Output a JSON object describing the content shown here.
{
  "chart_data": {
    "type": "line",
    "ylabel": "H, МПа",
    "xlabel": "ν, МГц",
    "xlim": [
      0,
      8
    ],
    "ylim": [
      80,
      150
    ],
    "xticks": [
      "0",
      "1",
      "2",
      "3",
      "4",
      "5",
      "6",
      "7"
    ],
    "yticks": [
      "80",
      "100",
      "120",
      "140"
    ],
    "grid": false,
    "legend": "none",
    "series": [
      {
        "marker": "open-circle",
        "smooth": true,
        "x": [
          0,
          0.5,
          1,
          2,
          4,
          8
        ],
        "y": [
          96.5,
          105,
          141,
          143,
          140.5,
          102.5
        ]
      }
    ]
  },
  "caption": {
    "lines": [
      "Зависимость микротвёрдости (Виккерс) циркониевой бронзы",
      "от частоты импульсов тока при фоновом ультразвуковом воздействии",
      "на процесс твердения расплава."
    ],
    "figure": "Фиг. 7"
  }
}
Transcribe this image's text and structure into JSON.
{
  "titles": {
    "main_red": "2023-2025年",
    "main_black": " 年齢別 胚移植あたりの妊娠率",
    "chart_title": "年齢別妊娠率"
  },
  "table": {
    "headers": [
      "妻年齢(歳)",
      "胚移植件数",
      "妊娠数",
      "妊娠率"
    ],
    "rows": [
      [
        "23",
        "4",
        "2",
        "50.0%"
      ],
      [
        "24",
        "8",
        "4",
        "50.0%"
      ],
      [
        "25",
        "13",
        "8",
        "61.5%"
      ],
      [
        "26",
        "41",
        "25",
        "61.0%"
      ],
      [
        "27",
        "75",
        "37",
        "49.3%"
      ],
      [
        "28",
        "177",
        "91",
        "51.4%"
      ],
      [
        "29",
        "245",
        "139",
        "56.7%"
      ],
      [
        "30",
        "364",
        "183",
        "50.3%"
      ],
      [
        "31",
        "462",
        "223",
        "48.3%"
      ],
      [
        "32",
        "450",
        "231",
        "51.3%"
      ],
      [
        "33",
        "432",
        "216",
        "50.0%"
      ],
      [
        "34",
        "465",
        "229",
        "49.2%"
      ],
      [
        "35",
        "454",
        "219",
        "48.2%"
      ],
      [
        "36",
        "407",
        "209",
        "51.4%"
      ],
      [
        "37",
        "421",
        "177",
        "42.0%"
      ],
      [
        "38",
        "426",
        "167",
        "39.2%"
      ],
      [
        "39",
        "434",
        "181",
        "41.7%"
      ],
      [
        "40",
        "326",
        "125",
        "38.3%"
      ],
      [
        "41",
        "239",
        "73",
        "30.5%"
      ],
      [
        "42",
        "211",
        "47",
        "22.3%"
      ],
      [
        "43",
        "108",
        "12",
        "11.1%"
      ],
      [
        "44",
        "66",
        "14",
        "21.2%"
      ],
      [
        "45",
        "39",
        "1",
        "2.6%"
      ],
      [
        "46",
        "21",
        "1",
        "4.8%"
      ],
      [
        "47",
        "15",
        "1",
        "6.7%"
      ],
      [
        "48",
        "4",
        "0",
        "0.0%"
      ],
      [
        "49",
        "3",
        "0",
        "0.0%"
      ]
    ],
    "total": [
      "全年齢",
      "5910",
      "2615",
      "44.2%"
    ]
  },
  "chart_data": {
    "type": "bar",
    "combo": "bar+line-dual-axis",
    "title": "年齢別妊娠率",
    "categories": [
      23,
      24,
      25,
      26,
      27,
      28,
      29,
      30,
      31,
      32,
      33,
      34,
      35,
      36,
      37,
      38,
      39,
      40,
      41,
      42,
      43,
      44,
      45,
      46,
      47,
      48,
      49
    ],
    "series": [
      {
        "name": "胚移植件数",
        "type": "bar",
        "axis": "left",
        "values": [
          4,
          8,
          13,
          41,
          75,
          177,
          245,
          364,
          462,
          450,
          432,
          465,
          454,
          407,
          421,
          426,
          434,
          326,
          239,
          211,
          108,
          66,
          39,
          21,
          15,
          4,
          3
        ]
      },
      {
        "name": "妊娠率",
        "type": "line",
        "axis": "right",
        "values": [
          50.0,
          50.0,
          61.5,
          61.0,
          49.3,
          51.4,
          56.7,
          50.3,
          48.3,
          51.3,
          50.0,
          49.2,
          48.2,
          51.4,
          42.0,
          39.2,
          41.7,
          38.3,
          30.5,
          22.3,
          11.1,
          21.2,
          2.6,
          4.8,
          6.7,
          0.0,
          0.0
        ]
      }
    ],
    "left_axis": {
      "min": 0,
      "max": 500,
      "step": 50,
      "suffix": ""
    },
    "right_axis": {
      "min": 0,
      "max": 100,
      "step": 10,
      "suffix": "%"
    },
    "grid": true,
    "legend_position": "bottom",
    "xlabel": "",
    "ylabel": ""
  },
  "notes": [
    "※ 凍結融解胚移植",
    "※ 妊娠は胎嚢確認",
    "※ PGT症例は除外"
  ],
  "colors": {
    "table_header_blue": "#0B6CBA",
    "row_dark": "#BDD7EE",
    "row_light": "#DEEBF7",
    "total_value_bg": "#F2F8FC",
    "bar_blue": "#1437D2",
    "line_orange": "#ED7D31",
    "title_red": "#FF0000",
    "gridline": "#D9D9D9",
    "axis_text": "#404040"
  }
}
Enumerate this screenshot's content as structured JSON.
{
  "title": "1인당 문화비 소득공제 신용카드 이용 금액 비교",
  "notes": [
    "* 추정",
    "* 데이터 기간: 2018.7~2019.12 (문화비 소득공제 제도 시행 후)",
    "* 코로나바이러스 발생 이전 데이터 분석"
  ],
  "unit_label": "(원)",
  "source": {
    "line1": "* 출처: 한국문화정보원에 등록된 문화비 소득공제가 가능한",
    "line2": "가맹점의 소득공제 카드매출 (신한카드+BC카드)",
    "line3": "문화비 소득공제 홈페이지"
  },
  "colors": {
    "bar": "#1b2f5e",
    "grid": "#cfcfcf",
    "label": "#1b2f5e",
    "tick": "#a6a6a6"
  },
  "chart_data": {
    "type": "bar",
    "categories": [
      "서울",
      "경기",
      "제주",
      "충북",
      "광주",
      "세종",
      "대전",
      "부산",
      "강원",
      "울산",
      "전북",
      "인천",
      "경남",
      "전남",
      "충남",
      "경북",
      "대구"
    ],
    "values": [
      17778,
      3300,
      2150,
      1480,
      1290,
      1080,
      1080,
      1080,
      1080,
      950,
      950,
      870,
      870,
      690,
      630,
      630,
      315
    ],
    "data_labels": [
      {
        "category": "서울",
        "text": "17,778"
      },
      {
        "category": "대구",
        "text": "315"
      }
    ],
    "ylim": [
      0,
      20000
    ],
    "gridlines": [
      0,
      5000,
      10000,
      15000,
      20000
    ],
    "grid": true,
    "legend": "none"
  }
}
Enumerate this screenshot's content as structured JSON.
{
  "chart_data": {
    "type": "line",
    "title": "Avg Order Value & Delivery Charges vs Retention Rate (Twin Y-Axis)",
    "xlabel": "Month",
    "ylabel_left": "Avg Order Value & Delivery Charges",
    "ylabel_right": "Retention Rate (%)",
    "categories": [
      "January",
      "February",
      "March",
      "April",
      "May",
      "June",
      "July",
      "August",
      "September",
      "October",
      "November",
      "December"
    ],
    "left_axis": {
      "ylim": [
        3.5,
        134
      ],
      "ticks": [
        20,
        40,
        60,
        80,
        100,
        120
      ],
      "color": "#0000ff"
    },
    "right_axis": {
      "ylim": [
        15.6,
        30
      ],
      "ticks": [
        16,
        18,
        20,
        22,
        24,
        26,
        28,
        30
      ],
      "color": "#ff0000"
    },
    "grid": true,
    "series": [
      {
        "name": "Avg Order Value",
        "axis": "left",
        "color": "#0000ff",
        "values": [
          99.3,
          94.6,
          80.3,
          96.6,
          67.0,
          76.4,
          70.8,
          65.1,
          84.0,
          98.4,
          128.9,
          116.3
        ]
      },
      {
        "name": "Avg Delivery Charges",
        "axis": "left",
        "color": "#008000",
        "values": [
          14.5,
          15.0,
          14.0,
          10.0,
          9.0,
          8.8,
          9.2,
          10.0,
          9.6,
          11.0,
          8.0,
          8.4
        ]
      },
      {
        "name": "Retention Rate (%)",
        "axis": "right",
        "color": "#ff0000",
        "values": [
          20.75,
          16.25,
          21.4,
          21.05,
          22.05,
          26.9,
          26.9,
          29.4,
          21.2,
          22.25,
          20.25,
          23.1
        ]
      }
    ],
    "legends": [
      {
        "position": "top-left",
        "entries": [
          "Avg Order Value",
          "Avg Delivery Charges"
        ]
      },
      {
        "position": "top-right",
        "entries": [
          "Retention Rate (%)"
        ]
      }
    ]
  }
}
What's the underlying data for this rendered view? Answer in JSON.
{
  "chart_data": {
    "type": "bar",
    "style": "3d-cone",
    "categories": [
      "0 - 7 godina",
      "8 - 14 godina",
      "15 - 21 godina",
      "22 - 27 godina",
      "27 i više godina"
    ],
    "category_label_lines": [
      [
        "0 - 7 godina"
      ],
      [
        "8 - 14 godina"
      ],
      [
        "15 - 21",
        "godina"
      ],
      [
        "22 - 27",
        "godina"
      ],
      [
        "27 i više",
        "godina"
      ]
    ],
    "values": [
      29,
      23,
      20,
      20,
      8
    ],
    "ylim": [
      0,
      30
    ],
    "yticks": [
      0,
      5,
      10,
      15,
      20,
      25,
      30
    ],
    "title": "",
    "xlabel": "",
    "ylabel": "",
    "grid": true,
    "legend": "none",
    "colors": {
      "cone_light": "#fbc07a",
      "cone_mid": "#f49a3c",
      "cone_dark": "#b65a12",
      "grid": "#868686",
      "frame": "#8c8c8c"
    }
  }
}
■ ■ ■ ■ ■
(Exercise details): Within the data above, pick out all lines holding the word "Delivery".

(Task output):
    "title": "Avg Order Value & Delivery Charges vs Retention Rate (Twin Y-Axis)",
    "ylabel_left": "Avg Order Value & Delivery Charges",
        "name": "Avg Delivery Charges",
          "Avg Delivery Charges"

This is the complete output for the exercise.